DESCRIPTION OF THE TASK
Copy out, from the entries below, each line holding the string "header".

* Start PROVIDED RECORDS *

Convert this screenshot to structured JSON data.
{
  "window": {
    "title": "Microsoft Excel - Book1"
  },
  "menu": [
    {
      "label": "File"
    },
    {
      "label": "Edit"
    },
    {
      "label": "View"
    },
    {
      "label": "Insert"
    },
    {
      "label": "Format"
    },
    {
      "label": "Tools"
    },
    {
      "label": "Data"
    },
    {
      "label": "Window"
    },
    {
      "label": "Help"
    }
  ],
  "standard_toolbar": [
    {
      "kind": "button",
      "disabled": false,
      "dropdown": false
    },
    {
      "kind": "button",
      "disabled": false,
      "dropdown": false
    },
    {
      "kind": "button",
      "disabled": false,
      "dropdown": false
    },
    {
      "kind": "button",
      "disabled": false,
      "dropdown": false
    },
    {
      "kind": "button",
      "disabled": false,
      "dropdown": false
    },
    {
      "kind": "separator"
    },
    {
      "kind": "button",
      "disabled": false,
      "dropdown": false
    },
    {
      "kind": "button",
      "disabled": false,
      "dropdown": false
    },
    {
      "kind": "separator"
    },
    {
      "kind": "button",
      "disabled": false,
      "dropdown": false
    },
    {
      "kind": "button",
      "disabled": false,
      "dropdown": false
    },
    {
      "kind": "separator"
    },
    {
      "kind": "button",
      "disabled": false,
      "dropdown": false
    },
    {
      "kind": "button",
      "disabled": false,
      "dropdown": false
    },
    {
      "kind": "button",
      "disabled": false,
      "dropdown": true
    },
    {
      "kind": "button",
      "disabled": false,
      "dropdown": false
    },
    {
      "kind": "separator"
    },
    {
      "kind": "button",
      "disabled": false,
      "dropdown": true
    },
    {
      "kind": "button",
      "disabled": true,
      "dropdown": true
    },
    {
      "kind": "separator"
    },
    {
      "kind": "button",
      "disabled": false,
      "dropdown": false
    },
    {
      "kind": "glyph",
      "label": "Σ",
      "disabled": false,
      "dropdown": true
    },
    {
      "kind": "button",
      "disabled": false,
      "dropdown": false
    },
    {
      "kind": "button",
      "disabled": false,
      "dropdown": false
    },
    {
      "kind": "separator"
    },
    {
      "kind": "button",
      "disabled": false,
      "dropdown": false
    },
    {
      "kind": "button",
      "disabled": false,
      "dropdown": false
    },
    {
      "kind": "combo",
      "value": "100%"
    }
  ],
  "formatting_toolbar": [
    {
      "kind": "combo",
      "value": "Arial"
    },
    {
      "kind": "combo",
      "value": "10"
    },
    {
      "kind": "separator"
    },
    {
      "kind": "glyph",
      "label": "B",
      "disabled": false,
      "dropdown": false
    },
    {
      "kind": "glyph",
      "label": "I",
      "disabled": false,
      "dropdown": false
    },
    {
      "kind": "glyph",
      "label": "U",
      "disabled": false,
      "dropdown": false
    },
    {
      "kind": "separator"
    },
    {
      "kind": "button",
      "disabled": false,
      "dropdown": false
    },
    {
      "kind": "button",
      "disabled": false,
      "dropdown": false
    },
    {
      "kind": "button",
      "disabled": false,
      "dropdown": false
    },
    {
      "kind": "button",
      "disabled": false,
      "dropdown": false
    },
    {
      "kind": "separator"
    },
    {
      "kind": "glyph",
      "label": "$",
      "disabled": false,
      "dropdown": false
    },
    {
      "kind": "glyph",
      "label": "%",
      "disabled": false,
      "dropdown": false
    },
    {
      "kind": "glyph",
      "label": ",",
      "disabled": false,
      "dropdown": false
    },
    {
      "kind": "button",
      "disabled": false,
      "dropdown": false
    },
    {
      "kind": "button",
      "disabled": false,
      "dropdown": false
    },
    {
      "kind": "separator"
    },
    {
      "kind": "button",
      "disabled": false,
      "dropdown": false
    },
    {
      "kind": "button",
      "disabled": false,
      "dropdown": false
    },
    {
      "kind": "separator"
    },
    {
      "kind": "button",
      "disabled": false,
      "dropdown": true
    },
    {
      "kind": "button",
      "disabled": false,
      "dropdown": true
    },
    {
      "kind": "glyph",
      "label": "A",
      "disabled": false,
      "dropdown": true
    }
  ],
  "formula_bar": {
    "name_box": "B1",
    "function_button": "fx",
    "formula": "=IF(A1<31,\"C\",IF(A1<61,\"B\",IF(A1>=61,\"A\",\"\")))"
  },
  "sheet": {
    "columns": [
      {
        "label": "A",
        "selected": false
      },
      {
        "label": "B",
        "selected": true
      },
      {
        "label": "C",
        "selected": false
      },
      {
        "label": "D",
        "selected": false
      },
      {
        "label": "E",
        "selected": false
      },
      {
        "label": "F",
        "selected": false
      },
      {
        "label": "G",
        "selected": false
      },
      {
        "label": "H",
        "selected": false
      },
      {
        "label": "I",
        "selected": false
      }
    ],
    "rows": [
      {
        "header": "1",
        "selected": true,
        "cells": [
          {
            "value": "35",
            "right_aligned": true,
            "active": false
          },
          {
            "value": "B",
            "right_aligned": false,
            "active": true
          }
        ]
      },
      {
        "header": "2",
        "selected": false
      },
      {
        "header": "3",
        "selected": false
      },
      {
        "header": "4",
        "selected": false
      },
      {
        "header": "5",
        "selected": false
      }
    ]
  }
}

* End PROVIDED RECORDS *

COMPLETE OUTPUT
        "header": "1",
        "header": "2",
        "header": "3",
        "header": "4",
        "header": "5",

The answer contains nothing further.